▶ **Exercise goal**
Every entry that follows needs to be repeated exactly.
* * * *
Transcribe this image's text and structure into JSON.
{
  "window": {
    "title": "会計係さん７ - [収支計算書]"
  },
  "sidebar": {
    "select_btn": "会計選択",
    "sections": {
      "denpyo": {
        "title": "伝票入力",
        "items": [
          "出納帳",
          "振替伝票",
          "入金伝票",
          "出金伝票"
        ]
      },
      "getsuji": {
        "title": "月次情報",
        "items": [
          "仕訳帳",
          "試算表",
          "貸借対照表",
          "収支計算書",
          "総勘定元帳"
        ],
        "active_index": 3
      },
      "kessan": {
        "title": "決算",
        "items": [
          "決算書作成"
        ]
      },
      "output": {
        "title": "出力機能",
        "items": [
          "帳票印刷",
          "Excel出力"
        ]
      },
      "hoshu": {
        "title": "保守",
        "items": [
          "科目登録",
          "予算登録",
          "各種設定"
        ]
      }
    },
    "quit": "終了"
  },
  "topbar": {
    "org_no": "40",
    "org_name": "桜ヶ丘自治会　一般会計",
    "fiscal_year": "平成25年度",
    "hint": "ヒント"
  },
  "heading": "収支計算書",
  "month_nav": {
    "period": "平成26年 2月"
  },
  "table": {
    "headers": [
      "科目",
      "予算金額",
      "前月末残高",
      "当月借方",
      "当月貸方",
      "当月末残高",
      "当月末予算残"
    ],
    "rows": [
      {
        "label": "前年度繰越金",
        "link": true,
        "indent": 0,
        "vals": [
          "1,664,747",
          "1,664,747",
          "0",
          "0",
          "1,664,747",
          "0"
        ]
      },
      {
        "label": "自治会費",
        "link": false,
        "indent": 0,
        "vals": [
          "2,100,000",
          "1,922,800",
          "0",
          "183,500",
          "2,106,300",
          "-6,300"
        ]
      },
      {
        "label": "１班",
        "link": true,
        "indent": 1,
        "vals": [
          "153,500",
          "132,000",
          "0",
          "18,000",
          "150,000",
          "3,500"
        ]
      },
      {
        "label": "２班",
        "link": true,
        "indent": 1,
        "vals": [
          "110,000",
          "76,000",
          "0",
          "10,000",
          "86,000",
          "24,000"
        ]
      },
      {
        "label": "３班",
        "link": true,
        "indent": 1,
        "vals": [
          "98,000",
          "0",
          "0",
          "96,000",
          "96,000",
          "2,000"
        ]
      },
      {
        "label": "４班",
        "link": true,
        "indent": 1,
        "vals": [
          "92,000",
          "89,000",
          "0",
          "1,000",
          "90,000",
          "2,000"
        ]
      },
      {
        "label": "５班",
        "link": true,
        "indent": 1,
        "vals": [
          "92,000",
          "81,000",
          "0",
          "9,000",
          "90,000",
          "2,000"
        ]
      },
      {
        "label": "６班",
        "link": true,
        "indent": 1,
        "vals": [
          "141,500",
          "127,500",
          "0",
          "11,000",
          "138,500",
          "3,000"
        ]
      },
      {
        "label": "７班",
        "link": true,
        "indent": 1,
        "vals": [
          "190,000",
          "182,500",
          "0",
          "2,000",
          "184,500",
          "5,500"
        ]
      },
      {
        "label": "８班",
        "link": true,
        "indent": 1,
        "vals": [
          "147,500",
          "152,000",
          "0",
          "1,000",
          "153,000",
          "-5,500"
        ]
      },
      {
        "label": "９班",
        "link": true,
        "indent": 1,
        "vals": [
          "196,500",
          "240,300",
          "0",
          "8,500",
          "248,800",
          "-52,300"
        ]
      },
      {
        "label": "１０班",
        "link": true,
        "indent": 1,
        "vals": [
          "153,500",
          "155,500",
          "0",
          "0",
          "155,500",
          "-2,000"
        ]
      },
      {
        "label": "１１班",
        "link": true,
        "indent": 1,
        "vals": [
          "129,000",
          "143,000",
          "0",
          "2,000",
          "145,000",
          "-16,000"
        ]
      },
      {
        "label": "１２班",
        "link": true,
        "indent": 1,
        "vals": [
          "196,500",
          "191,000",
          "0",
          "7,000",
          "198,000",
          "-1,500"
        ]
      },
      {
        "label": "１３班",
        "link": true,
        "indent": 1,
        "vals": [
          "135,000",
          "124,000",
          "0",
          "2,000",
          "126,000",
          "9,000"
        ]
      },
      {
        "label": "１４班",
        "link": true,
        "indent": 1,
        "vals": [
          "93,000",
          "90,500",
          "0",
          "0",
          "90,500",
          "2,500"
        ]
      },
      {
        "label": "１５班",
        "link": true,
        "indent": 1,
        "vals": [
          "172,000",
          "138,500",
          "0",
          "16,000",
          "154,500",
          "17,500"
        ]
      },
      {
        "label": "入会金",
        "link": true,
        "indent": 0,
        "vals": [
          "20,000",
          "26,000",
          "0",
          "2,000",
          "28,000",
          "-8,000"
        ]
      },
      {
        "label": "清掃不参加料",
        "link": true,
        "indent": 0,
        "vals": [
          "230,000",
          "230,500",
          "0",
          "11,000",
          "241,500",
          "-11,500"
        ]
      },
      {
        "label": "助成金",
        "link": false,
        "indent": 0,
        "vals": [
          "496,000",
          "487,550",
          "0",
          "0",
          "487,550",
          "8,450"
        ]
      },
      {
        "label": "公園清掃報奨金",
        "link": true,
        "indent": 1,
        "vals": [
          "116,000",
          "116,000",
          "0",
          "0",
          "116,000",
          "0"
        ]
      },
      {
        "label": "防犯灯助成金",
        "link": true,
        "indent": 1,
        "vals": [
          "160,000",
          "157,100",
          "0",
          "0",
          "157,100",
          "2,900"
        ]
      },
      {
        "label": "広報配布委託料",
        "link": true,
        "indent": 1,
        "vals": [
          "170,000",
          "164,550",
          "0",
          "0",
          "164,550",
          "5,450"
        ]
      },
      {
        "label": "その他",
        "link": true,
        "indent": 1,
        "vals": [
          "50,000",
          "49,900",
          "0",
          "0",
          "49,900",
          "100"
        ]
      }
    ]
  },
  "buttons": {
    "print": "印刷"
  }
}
* * * *
▶ **The response**
Transcribe this image's text and structure into JSON.
{
  "window": {
    "title": "会計係さん７ - [収支計算書]"
  },
  "sidebar": {
    "select_btn": "会計選択",
    "sections": {
      "denpyo": {
        "title": "伝票入力",
        "items": [
          "出納帳",
          "振替伝票",
          "入金伝票",
          "出金伝票"
        ]
      },
      "getsuji": {
        "title": "月次情報",
        "items": [
          "仕訳帳",
          "試算表",
          "貸借対照表",
          "収支計算書",
          "総勘定元帳"
        ],
        "active_index": 3
      },
      "kessan": {
        "title": "決算",
        "items": [
          "決算書作成"
        ]
      },
      "output": {
        "title": "出力機能",
        "items": [
          "帳票印刷",
          "Excel出力"
        ]
      },
      "hoshu": {
        "title": "保守",
        "items": [
          "科目登録",
          "予算登録",
          "各種設定"
        ]
      }
    },
    "quit": "終了"
  },
  "topbar": {
    "org_no": "40",
    "org_name": "桜ヶ丘自治会　一般会計",
    "fiscal_year": "平成25年度",
    "hint": "ヒント"
  },
  "heading": "収支計算書",
  "month_nav": {
    "period": "平成26年 2月"
  },
  "table": {
    "headers": [
      "科目",
      "予算金額",
      "前月末残高",
      "当月借方",
      "当月貸方",
      "当月末残高",
      "当月末予算残"
    ],
    "rows": [
      {
        "label": "前年度繰越金",
        "link": true,
        "indent": 0,
        "vals": [
          "1,664,747",
          "1,664,747",
          "0",
          "0",
          "1,664,747",
          "0"
        ]
      },
      {
        "label": "自治会費",
        "link": false,
        "indent": 0,
        "vals": [
          "2,100,000",
          "1,922,800",
          "0",
          "183,500",
          "2,106,300",
          "-6,300"
        ]
      },
      {
        "label": "１班",
        "link": true,
        "indent": 1,
        "vals": [
          "153,500",
          "132,000",
          "0",
          "18,000",
          "150,000",
          "3,500"
        ]
      },
      {
        "label": "２班",
        "link": true,
        "indent": 1,
        "vals": [
          "110,000",
          "76,000",
          "0",
          "10,000",
          "86,000",
          "24,000"
        ]
      },
      {
        "label": "３班",
        "link": true,
        "indent": 1,
        "vals": [
          "98,000",
          "0",
          "0",
          "96,000",
          "96,000",
          "2,000"
        ]
      },
      {
        "label": "４班",
        "link": true,
        "indent": 1,
        "vals": [
          "92,000",
          "89,000",
          "0",
          "1,000",
          "90,000",
          "2,000"
        ]
      },
      {
        "label": "５班",
        "link": true,
        "indent": 1,
        "vals": [
          "92,000",
          "81,000",
          "0",
          "9,000",
          "90,000",
          "2,000"
        ]
      },
      {
        "label": "６班",
        "link": true,
        "indent": 1,
        "vals": [
          "141,500",
          "127,500",
          "0",
          "11,000",
          "138,500",
          "3,000"
        ]
      },
      {
        "label": "７班",
        "link": true,
        "indent": 1,
        "vals": [
          "190,000",
          "182,500",
          "0",
          "2,000",
          "184,500",
          "5,500"
        ]
      },
      {
        "label": "８班",
        "link": true,
        "indent": 1,
        "vals": [
          "147,500",
          "152,000",
          "0",
          "1,000",
          "153,000",
          "-5,500"
        ]
      },
      {
        "label": "９班",
        "link": true,
        "indent": 1,
        "vals": [
          "196,500",
          "240,300",
          "0",
          "8,500",
          "248,800",
          "-52,300"
        ]
      },
      {
        "label": "１０班",
        "link": true,
        "indent": 1,
        "vals": [
          "153,500",
          "155,500",
          "0",
          "0",
          "155,500",
          "-2,000"
        ]
      },
      {
        "label": "１１班",
        "link": true,
        "indent": 1,
        "vals": [
          "129,000",
          "143,000",
          "0",
          "2,000",
          "145,000",
          "-16,000"
        ]
      },
      {
        "label": "１２班",
        "link": true,
        "indent": 1,
        "vals": [
          "196,500",
          "191,000",
          "0",
          "7,000",
          "198,000",
          "-1,500"
        ]
      },
      {
        "label": "１３班",
        "link": true,
        "indent": 1,
        "vals": [
          "135,000",
          "124,000",
          "0",
          "2,000",
          "126,000",
          "9,000"
        ]
      },
      {
        "label": "１４班",
        "link": true,
        "indent": 1,
        "vals": [
          "93,000",
          "90,500",
          "0",
          "0",
          "90,500",
          "2,500"
        ]
      },
      {
        "label": "１５班",
        "link": true,
        "indent": 1,
        "vals": [
          "172,000",
          "138,500",
          "0",
          "16,000",
          "154,500",
          "17,500"
        ]
      },
      {
        "label": "入会金",
        "link": true,
        "indent": 0,
        "vals": [
          "20,000",
          "26,000",
          "0",
          "2,000",
          "28,000",
          "-8,000"
        ]
      },
      {
        "label": "清掃不参加料",
        "link": true,
        "indent": 0,
        "vals": [
          "230,000",
          "230,500",
          "0",
          "11,000",
          "241,500",
          "-11,500"
        ]
      },
      {
        "label": "助成金",
        "link": false,
        "indent": 0,
        "vals": [
          "496,000",
          "487,550",
          "0",
          "0",
          "487,550",
          "8,450"
        ]
      },
      {
        "label": "公園清掃報奨金",
        "link": true,
        "indent": 1,
        "vals": [
          "116,000",
          "116,000",
          "0",
          "0",
          "116,000",
          "0"
        ]
      },
      {
        "label": "防犯灯助成金",
        "link": true,
        "indent": 1,
        "vals": [
          "160,000",
          "157,100",
          "0",
          "0",
          "157,100",
          "2,900"
        ]
      },
      {
        "label": "広報配布委託料",
        "link": true,
        "indent": 1,
        "vals": [
          "170,000",
          "164,550",
          "0",
          "0",
          "164,550",
          "5,450"
        ]
      },
      {
        "label": "その他",
        "link": true,
        "indent": 1,
        "vals": [
          "50,000",
          "49,900",
          "0",
          "0",
          "49,900",
          "100"
        ]
      }
    ]
  },
  "buttons": {
    "print": "印刷"
  }
}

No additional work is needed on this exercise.